=== PROVIDED DATA ===

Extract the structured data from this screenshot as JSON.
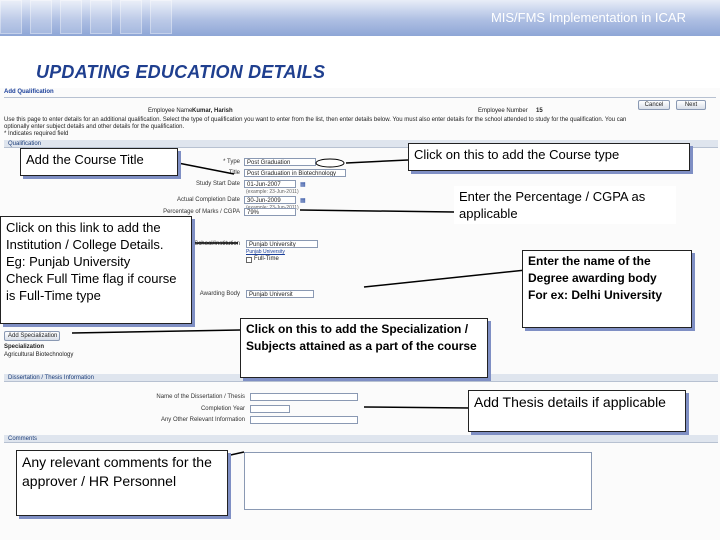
{
  "header": {
    "title": "MIS/FMS Implementation in ICAR"
  },
  "slide": {
    "title": "UPDATING EDUCATION DETAILS"
  },
  "app": {
    "page_title": "Add Qualification",
    "employee_name_label": "Employee Name",
    "employee_name_value": "Kumar, Harish",
    "employee_number_label": "Employee Number",
    "employee_number_value": "15",
    "cancel_label": "Cancel",
    "next_label": "Next",
    "instructions_line1": "Use this page to enter details for an additional qualification. Select the type of qualification you want to enter from the list, then enter details below. You must also enter details for the school attended to study for the qualification. You can",
    "instructions_line2": "optionally enter subject details and other details for the qualification.",
    "required_note": "* Indicates required field",
    "qualification_section": "Qualification",
    "type_label": "* Type",
    "type_value": "Post Graduation",
    "title_label": "Title",
    "title_value": "Post Graduation in Biotechnology",
    "study_start_label": "Study Start Date",
    "study_start_value": "01-Jun-2007",
    "study_start_hint": "(example: 23-Jun-2011)",
    "completion_label": "Actual Completion Date",
    "completion_value": "30-Jun-2009",
    "completion_hint": "(example: 23-Jun-2011)",
    "percentage_label": "Percentage of Marks / CGPA",
    "percentage_value": "79%",
    "institution_label": "School/Institution",
    "institution_value": "Punjab University",
    "full_time_label": "Full-Time",
    "awarding_label": "Awarding Body",
    "awarding_value": "Punjab Universit",
    "add_specialization_label": "Add Specialization",
    "specialization_header": "Specialization",
    "specialization_value": "Agricultural Biotechnology",
    "dissertation_section": "Dissertation / Thesis Information",
    "dissertation_name_label": "Name of the Dissertation / Thesis",
    "completion_year_label": "Completion Year",
    "other_info_label": "Any Other Relevant Information",
    "comments_section": "Comments"
  },
  "callouts": {
    "course_title": "Add the Course Title",
    "course_type": "Click on this to add the Course type",
    "percentage": "Enter the Percentage / CGPA as applicable",
    "institution": "Click on this link to add the Institution / College Details. Eg: Punjab University\nCheck Full Time flag if course is Full-Time type",
    "degree_body": "Enter the name of the Degree awarding body\nFor ex: Delhi University",
    "specialization": "Click on this to add the Specialization / Subjects attained as a part of the course",
    "thesis": "Add Thesis details if applicable",
    "comments": "Any relevant comments for the approver / HR Personnel"
  },
  "colors": {
    "header_start": "#e8edf8",
    "header_end": "#8ea6d6",
    "slide_title": "#1f3f8f",
    "callout_shadow": "#7f8fc4"
  }
}
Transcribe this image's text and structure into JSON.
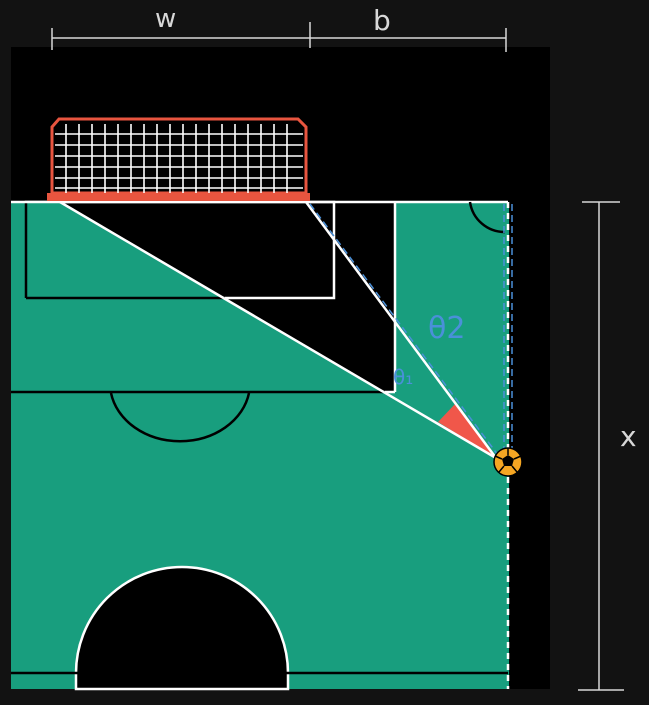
{
  "labels": {
    "w": "w",
    "b": "b",
    "x": "x",
    "theta1": "θ₁",
    "theta2": "θ2"
  },
  "colors": {
    "background": "#121212",
    "field_black": "#000000",
    "grass": "#189e7e",
    "line_white": "#ffffff",
    "goal_red": "#e8553f",
    "angle_red": "#f0574a",
    "annotation_blue": "#4a90d9",
    "ball_orange": "#f5a623",
    "sketch_grey": "#d8d8d8"
  },
  "icons": {
    "ball": "soccer-ball-icon",
    "goal": "goal-net-icon"
  }
}
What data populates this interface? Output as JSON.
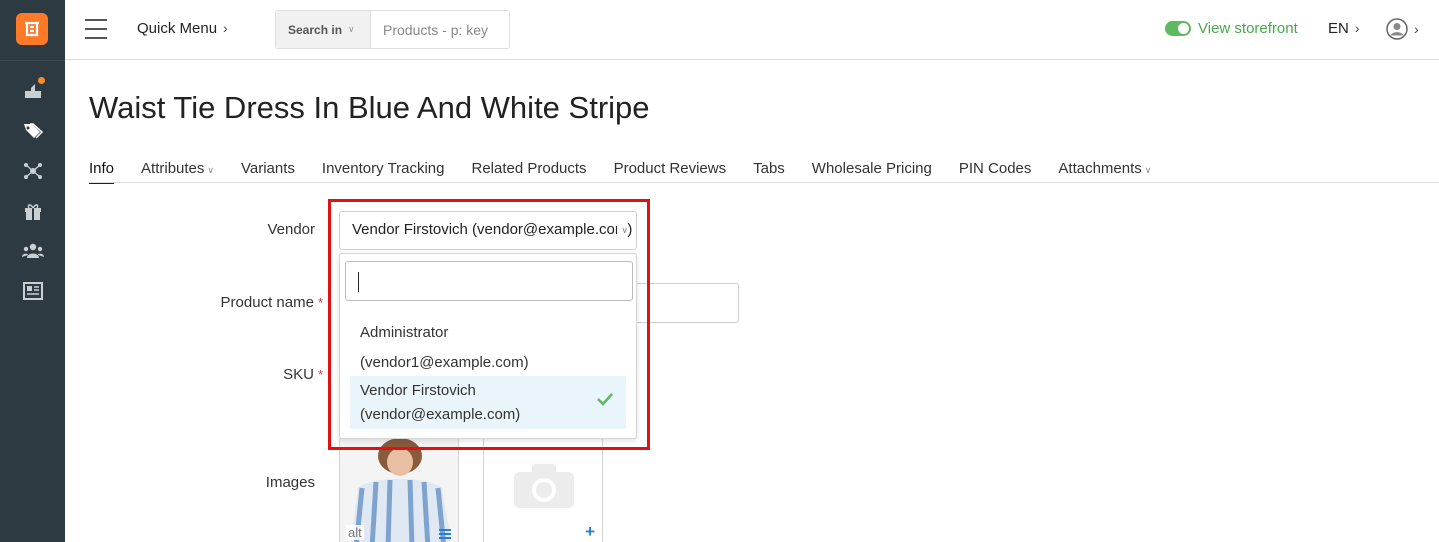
{
  "header": {
    "quick_menu": "Quick Menu",
    "search_in_label": "Search in",
    "search_placeholder": "Products - p: key",
    "view_storefront": "View storefront",
    "language": "EN"
  },
  "product": {
    "title": "Waist Tie Dress In Blue And White Stripe"
  },
  "tabs": [
    {
      "label": "Info"
    },
    {
      "label": "Attributes"
    },
    {
      "label": "Variants"
    },
    {
      "label": "Inventory Tracking"
    },
    {
      "label": "Related Products"
    },
    {
      "label": "Product Reviews"
    },
    {
      "label": "Tabs"
    },
    {
      "label": "Wholesale Pricing"
    },
    {
      "label": "PIN Codes"
    },
    {
      "label": "Attachments"
    }
  ],
  "form": {
    "vendor_label": "Vendor",
    "vendor_value": "Vendor Firstovich (vendor@example.com)",
    "product_name_label": "Product name",
    "sku_label": "SKU",
    "images_label": "Images",
    "required_mark": "*",
    "alt_label": "alt"
  },
  "vendor_dropdown": {
    "search_value": "",
    "options": [
      {
        "line1": "Administrator",
        "line2": "(vendor1@example.com)"
      },
      {
        "line1": "Vendor Firstovich",
        "line2": "(vendor@example.com)"
      }
    ],
    "selected_index": 1
  },
  "colors": {
    "sidebar": "#2e3a41",
    "logo": "#ff7a28",
    "storefront_green": "#4aa84c",
    "highlight_red": "#e21010",
    "selected_row": "#eaf4fb"
  }
}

===

Repeat the material above in full and exactly, apart from the pictures.

Extract the structured data from this screenshot as JSON.
{
  "header": {
    "title": "MIS/FMS Implementation in ICAR"
  },
  "slide": {
    "title": "UPDATING EDUCATION DETAILS"
  },
  "app": {
    "page_title": "Add Qualification",
    "employee_name_label": "Employee Name",
    "employee_name_value": "Kumar, Harish",
    "employee_number_label": "Employee Number",
    "employee_number_value": "15",
    "cancel_label": "Cancel",
    "next_label": "Next",
    "instructions_line1": "Use this page to enter details for an additional qualification. Select the type of qualification you want to enter from the list, then enter details below. You must also enter details for the school attended to study for the qualification. You can",
    "instructions_line2": "optionally enter subject details and other details for the qualification.",
    "required_note": "* Indicates required field",
    "qualification_section": "Qualification",
    "type_label": "* Type",
    "type_value": "Post Graduation",
    "title_label": "Title",
    "title_value": "Post Graduation in Biotechnology",
    "study_start_label": "Study Start Date",
    "study_start_value": "01-Jun-2007",
    "study_start_hint": "(example: 23-Jun-2011)",
    "completion_label": "Actual Completion Date",
    "completion_value": "30-Jun-2009",
    "completion_hint": "(example: 23-Jun-2011)",
    "percentage_label": "Percentage of Marks / CGPA",
    "percentage_value": "79%",
    "institution_label": "School/Institution",
    "institution_value": "Punjab University",
    "full_time_label": "Full-Time",
    "awarding_label": "Awarding Body",
    "awarding_value": "Punjab Universit",
    "add_specialization_label": "Add Specialization",
    "specialization_header": "Specialization",
    "specialization_value": "Agricultural Biotechnology",
    "dissertation_section": "Dissertation / Thesis Information",
    "dissertation_name_label": "Name of the Dissertation / Thesis",
    "completion_year_label": "Completion Year",
    "other_info_label": "Any Other Relevant Information",
    "comments_section": "Comments"
  },
  "callouts": {
    "course_title": "Add the Course Title",
    "course_type": "Click on this to add the Course type",
    "percentage": "Enter the Percentage / CGPA as applicable",
    "institution": "Click on this link to add the Institution / College Details. Eg: Punjab University\nCheck Full Time flag if course is Full-Time type",
    "degree_body": "Enter the name of the Degree awarding body\nFor ex: Delhi University",
    "specialization": "Click on this to add the Specialization / Subjects attained as a part of the course",
    "thesis": "Add Thesis details if applicable",
    "comments": "Any relevant comments for the approver / HR Personnel"
  },
  "colors": {
    "header_start": "#e8edf8",
    "header_end": "#8ea6d6",
    "slide_title": "#1f3f8f",
    "callout_shadow": "#7f8fc4"
  }
}
Transcribe this image's text and structure into JSON.
{
  "labels": {
    "w": "w",
    "b": "b",
    "x": "x",
    "theta1": "θ₁",
    "theta2": "θ2"
  },
  "colors": {
    "background": "#121212",
    "field_black": "#000000",
    "grass": "#189e7e",
    "line_white": "#ffffff",
    "goal_red": "#e8553f",
    "angle_red": "#f0574a",
    "annotation_blue": "#4a90d9",
    "ball_orange": "#f5a623",
    "sketch_grey": "#d8d8d8"
  },
  "icons": {
    "ball": "soccer-ball-icon",
    "goal": "goal-net-icon"
  }
}
What data populates this interface? Output as JSON.
{
  "header": {
    "quick_menu": "Quick Menu",
    "search_in_label": "Search in",
    "search_placeholder": "Products - p: key",
    "view_storefront": "View storefront",
    "language": "EN"
  },
  "product": {
    "title": "Waist Tie Dress In Blue And White Stripe"
  },
  "tabs": [
    {
      "label": "Info"
    },
    {
      "label": "Attributes"
    },
    {
      "label": "Variants"
    },
    {
      "label": "Inventory Tracking"
    },
    {
      "label": "Related Products"
    },
    {
      "label": "Product Reviews"
    },
    {
      "label": "Tabs"
    },
    {
      "label": "Wholesale Pricing"
    },
    {
      "label": "PIN Codes"
    },
    {
      "label": "Attachments"
    }
  ],
  "form": {
    "vendor_label": "Vendor",
    "vendor_value": "Vendor Firstovich (vendor@example.com)",
    "product_name_label": "Product name",
    "sku_label": "SKU",
    "images_label": "Images",
    "required_mark": "*",
    "alt_label": "alt"
  },
  "vendor_dropdown": {
    "search_value": "",
    "options": [
      {
        "line1": "Administrator",
        "line2": "(vendor1@example.com)"
      },
      {
        "line1": "Vendor Firstovich",
        "line2": "(vendor@example.com)"
      }
    ],
    "selected_index": 1
  },
  "colors": {
    "sidebar": "#2e3a41",
    "logo": "#ff7a28",
    "storefront_green": "#4aa84c",
    "highlight_red": "#e21010",
    "selected_row": "#eaf4fb"
  }
}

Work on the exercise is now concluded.